Gather every line of the entries that includes the word "инструкций".

(Dataset excerpt)
______________________________

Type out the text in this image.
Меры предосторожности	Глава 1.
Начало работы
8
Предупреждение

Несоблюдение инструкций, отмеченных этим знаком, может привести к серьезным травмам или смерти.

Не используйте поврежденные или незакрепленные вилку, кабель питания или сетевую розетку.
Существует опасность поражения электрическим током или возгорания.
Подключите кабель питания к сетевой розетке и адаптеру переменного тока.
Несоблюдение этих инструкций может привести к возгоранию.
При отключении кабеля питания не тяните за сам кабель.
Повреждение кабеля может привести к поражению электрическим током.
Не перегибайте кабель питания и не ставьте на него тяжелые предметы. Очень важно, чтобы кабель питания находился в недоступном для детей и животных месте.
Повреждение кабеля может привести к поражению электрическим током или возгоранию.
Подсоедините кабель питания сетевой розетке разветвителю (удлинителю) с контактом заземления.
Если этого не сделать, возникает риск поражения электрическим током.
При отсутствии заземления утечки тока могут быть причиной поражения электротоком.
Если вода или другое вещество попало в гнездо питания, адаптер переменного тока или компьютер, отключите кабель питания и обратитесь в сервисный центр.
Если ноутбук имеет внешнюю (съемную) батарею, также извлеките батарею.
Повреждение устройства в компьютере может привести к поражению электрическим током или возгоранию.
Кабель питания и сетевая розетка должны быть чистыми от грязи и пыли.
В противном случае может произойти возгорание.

______________________________

EXERCISE RESULT ->
Несоблюдение инструкций, отмеченных этим знаком, может привести к серьезным травмам или смерти.
Несоблюдение этих инструкций может привести к возгоранию.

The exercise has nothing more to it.